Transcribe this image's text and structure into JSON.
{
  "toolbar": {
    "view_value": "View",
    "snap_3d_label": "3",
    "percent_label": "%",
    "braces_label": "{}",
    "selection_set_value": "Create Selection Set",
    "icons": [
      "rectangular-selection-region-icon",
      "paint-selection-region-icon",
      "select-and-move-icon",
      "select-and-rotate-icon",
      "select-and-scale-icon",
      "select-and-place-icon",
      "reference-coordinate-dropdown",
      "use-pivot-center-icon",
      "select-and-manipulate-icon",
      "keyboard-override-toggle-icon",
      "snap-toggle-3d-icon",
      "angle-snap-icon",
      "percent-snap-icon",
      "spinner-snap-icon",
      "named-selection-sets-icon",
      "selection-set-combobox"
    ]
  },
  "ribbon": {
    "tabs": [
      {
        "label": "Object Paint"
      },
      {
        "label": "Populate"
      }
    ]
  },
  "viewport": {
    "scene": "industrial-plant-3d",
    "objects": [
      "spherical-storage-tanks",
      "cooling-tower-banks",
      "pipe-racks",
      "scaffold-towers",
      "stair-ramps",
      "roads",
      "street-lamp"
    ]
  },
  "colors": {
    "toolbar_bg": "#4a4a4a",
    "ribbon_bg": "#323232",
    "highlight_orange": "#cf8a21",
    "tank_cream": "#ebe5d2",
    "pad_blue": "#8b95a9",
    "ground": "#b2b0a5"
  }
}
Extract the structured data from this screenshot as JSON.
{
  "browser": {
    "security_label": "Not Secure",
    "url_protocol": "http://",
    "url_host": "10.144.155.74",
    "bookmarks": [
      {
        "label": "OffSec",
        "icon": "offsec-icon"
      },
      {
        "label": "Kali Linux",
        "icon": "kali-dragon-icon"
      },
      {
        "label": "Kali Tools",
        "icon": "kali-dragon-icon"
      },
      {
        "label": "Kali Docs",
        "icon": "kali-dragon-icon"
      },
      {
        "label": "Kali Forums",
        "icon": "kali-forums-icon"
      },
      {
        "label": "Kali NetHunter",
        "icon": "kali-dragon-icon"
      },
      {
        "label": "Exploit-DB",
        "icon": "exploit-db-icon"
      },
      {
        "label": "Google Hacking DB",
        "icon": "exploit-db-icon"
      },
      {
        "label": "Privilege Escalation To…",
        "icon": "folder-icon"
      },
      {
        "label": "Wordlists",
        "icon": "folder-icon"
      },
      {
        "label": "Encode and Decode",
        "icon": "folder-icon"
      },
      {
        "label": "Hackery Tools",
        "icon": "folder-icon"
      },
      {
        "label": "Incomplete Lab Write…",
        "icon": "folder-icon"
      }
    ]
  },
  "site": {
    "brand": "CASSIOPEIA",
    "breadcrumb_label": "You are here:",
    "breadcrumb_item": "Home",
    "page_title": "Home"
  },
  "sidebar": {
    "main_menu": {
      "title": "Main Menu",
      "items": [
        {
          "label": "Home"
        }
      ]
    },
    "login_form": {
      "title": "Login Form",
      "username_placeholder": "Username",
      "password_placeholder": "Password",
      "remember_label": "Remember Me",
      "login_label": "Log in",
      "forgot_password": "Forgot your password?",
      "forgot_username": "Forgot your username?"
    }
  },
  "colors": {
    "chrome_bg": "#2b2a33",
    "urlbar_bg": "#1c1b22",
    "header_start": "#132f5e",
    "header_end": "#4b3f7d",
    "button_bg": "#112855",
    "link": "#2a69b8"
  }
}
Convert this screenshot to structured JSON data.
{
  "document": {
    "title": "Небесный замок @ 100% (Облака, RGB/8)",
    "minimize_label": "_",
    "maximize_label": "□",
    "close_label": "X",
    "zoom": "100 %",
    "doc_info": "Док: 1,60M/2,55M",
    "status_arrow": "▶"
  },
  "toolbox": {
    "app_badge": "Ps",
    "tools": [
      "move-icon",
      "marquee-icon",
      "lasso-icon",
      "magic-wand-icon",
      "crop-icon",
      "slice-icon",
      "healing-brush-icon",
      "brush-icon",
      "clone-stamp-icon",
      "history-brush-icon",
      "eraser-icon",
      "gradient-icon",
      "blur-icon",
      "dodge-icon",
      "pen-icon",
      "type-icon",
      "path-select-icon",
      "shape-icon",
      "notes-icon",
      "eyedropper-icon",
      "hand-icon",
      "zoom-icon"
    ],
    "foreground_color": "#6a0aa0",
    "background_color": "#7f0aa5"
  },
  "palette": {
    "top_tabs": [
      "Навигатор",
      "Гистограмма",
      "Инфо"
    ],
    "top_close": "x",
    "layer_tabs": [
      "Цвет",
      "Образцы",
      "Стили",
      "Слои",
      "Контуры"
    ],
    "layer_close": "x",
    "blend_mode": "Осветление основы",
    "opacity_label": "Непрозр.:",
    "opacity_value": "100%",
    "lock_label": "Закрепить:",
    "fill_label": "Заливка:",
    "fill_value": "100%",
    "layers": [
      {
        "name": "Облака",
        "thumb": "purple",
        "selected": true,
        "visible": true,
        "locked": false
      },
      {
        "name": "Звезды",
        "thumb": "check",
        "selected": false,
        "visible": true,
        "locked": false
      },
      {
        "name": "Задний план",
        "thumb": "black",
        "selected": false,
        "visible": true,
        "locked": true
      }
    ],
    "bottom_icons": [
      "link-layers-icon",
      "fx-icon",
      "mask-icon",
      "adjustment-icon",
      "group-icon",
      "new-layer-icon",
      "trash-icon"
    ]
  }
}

::::::

### Exercise brief
Gather from the entries above all lines that include the string "data".

### Result below
Extract the structured data from this screenshot as JSON.
Convert this screenshot to structured JSON data.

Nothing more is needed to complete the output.